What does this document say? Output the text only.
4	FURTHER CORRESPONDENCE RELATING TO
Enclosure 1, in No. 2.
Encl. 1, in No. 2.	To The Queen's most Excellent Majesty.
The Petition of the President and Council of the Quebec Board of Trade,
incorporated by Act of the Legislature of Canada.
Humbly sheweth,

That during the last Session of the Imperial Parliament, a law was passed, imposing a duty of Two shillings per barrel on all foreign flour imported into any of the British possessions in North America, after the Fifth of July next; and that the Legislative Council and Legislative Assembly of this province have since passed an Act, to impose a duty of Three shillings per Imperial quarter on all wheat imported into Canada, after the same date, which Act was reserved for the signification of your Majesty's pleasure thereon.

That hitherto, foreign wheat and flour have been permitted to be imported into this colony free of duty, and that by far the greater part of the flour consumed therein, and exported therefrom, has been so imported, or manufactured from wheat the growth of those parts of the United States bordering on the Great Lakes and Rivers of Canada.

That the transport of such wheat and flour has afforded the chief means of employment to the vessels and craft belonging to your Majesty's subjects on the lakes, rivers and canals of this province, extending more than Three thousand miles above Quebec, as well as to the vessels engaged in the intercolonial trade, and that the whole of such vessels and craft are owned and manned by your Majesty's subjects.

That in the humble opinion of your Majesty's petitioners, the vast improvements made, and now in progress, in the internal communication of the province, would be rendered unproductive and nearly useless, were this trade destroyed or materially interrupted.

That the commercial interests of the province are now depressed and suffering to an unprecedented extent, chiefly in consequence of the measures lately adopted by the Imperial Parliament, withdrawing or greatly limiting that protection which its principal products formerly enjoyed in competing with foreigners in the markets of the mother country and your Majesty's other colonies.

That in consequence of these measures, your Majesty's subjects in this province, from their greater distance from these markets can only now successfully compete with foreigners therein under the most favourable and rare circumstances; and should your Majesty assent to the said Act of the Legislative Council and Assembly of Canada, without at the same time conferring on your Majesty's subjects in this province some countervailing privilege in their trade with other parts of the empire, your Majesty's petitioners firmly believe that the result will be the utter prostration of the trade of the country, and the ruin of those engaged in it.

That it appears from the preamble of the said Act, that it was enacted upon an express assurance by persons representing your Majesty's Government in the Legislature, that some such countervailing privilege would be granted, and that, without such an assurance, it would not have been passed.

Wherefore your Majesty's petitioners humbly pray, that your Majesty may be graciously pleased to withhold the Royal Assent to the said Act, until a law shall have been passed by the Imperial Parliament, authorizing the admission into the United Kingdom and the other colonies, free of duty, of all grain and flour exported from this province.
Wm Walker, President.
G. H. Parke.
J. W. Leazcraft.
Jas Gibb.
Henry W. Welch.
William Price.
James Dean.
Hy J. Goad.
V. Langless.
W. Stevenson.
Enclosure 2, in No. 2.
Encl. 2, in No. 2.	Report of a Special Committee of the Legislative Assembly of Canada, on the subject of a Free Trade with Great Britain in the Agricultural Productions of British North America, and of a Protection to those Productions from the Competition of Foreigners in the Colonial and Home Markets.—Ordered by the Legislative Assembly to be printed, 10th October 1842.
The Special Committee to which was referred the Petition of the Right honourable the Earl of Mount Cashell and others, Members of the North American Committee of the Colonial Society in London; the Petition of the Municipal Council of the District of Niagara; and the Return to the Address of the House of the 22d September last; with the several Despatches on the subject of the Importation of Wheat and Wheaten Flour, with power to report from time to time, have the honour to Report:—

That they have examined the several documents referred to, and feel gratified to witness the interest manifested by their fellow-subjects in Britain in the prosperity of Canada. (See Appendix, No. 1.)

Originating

┄┄┄┄┄┄┄┄┄┄┄┄┄┄┄┄┄┄┄┄

DESCRIPTION OF THE TASK: Repeat every line of the data, exactly and in full.

EXERCISE OUTPUT:
What does this document say? Output the text only.
4	FURTHER CORRESPONDENCE RELATING TO
Enclosure 1, in No. 2.
Encl. 1, in No. 2.	To The Queen's most Excellent Majesty.
The Petition of the President and Council of the Quebec Board of Trade,
incorporated by Act of the Legislature of Canada.
Humbly sheweth,

That during the last Session of the Imperial Parliament, a law was passed, imposing a duty of Two shillings per barrel on all foreign flour imported into any of the British possessions in North America, after the Fifth of July next; and that the Legislative Council and Legislative Assembly of this province have since passed an Act, to impose a duty of Three shillings per Imperial quarter on all wheat imported into Canada, after the same date, which Act was reserved for the signification of your Majesty's pleasure thereon.

That hitherto, foreign wheat and flour have been permitted to be imported into this colony free of duty, and that by far the greater part of the flour consumed therein, and exported therefrom, has been so imported, or manufactured from wheat the growth of those parts of the United States bordering on the Great Lakes and Rivers of Canada.

That the transport of such wheat and flour has afforded the chief means of employment to the vessels and craft belonging to your Majesty's subjects on the lakes, rivers and canals of this province, extending more than Three thousand miles above Quebec, as well as to the vessels engaged in the intercolonial trade, and that the whole of such vessels and craft are owned and manned by your Majesty's subjects.

That in the humble opinion of your Majesty's petitioners, the vast improvements made, and now in progress, in the internal communication of the province, would be rendered unproductive and nearly useless, were this trade destroyed or materially interrupted.

That the commercial interests of the province are now depressed and suffering to an unprecedented extent, chiefly in consequence of the measures lately adopted by the Imperial Parliament, withdrawing or greatly limiting that protection which its principal products formerly enjoyed in competing with foreigners in the markets of the mother country and your Majesty's other colonies.

That in consequence of these measures, your Majesty's subjects in this province, from their greater distance from these markets can only now successfully compete with foreigners therein under the most favourable and rare circumstances; and should your Majesty assent to the said Act of the Legislative Council and Assembly of Canada, without at the same time conferring on your Majesty's subjects in this province some countervailing privilege in their trade with other parts of the empire, your Majesty's petitioners firmly believe that the result will be the utter prostration of the trade of the country, and the ruin of those engaged in it.

That it appears from the preamble of the said Act, that it was enacted upon an express assurance by persons representing your Majesty's Government in the Legislature, that some such countervailing privilege would be granted, and that, without such an assurance, it would not have been passed.

Wherefore your Majesty's petitioners humbly pray, that your Majesty may be graciously pleased to withhold the Royal Assent to the said Act, until a law shall have been passed by the Imperial Parliament, authorizing the admission into the United Kingdom and the other colonies, free of duty, of all grain and flour exported from this province.
Wm Walker, President.
G. H. Parke.
J. W. Leazcraft.
Jas Gibb.
Henry W. Welch.
William Price.
James Dean.
Hy J. Goad.
V. Langless.
W. Stevenson.
Enclosure 2, in No. 2.
Encl. 2, in No. 2.	Report of a Special Committee of the Legislative Assembly of Canada, on the subject of a Free Trade with Great Britain in the Agricultural Productions of British North America, and of a Protection to those Productions from the Competition of Foreigners in the Colonial and Home Markets.—Ordered by the Legislative Assembly to be printed, 10th October 1842.
The Special Committee to which was referred the Petition of the Right honourable the Earl of Mount Cashell and others, Members of the North American Committee of the Colonial Society in London; the Petition of the Municipal Council of the District of Niagara; and the Return to the Address of the House of the 22d September last; with the several Despatches on the subject of the Importation of Wheat and Wheaten Flour, with power to report from time to time, have the honour to Report:—

That they have examined the several documents referred to, and feel gratified to witness the interest manifested by their fellow-subjects in Britain in the prosperity of Canada. (See Appendix, No. 1.)

Originating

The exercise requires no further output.